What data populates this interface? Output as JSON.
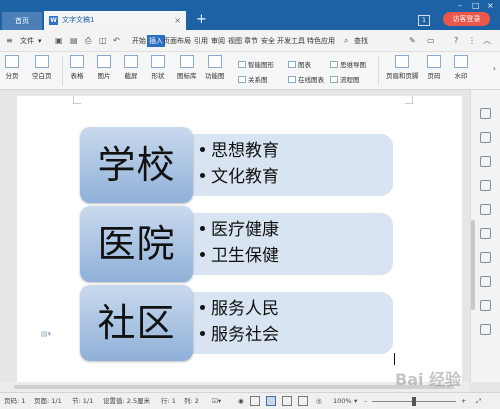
{
  "titlebar": {
    "home_tab": "首页",
    "doc_tab": "文字文稿1",
    "doc_tab_icon": "W",
    "close_glyph": "×",
    "new_tab_glyph": "+",
    "badge": "1",
    "guest_button": "访客登录",
    "minimize_glyph": "–",
    "maximize_glyph": "□",
    "close_window_glyph": "×"
  },
  "menubar": {
    "hamburger_glyph": "≡",
    "file_label": "文件",
    "file_arrow": "▾",
    "items": [
      "开始",
      "插入",
      "页面布局",
      "引用",
      "审阅",
      "视图",
      "章节",
      "安全",
      "开发工具",
      "特色应用"
    ],
    "active_item": "插入",
    "search_label": "查找",
    "help_glyph": "?",
    "more_glyph": "⋮",
    "collapse_glyph": "︿"
  },
  "ribbon": {
    "buttons": [
      "分页",
      "空白页",
      "表格",
      "图片",
      "截屏",
      "形状",
      "图标库",
      "功能图",
      "页眉和页脚",
      "页码",
      "水印"
    ],
    "small_buttons": [
      "智能图形",
      "关系图",
      "图表",
      "在线图表",
      "思维导图",
      "流程图"
    ],
    "chevron": "›"
  },
  "smartart": {
    "colors": {
      "header_top": "#c9daee",
      "header_bottom": "#8fb0d8",
      "panel": "#d8e4f1"
    },
    "groups": [
      {
        "title": "学校",
        "items": [
          "思想教育",
          "文化教育"
        ]
      },
      {
        "title": "医院",
        "items": [
          "医疗健康",
          "卫生保健"
        ]
      },
      {
        "title": "社区",
        "items": [
          "服务人民",
          "服务社会"
        ]
      }
    ]
  },
  "statusbar": {
    "page_num": "页码: 1",
    "page_of": "页面: 1/1",
    "section": "节: 1/1",
    "setting": "设置值: 2.5厘米",
    "row": "行: 1",
    "col": "列: 2",
    "zoom": "100%",
    "zoom_minus": "–",
    "zoom_plus": "+",
    "zoom_level": 0.5
  },
  "watermark": "Bai 经验"
}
--------------------------------------------------
TASK PROMPT - Transcribe all entries above exactly. Drop the pictures.

CORRECT RESULT -
What data populates this interface? Output as JSON.
{
  "titlebar": {
    "home_tab": "首页",
    "doc_tab": "文字文稿1",
    "doc_tab_icon": "W",
    "close_glyph": "×",
    "new_tab_glyph": "+",
    "badge": "1",
    "guest_button": "访客登录",
    "minimize_glyph": "–",
    "maximize_glyph": "□",
    "close_window_glyph": "×"
  },
  "menubar": {
    "hamburger_glyph": "≡",
    "file_label": "文件",
    "file_arrow": "▾",
    "items": [
      "开始",
      "插入",
      "页面布局",
      "引用",
      "审阅",
      "视图",
      "章节",
      "安全",
      "开发工具",
      "特色应用"
    ],
    "active_item": "插入",
    "search_label": "查找",
    "help_glyph": "?",
    "more_glyph": "⋮",
    "collapse_glyph": "︿"
  },
  "ribbon": {
    "buttons": [
      "分页",
      "空白页",
      "表格",
      "图片",
      "截屏",
      "形状",
      "图标库",
      "功能图",
      "页眉和页脚",
      "页码",
      "水印"
    ],
    "small_buttons": [
      "智能图形",
      "关系图",
      "图表",
      "在线图表",
      "思维导图",
      "流程图"
    ],
    "chevron": "›"
  },
  "smartart": {
    "colors": {
      "header_top": "#c9daee",
      "header_bottom": "#8fb0d8",
      "panel": "#d8e4f1"
    },
    "groups": [
      {
        "title": "学校",
        "items": [
          "思想教育",
          "文化教育"
        ]
      },
      {
        "title": "医院",
        "items": [
          "医疗健康",
          "卫生保健"
        ]
      },
      {
        "title": "社区",
        "items": [
          "服务人民",
          "服务社会"
        ]
      }
    ]
  },
  "statusbar": {
    "page_num": "页码: 1",
    "page_of": "页面: 1/1",
    "section": "节: 1/1",
    "setting": "设置值: 2.5厘米",
    "row": "行: 1",
    "col": "列: 2",
    "zoom": "100%",
    "zoom_minus": "–",
    "zoom_plus": "+",
    "zoom_level": 0.5
  },
  "watermark": "Bai 经验"
}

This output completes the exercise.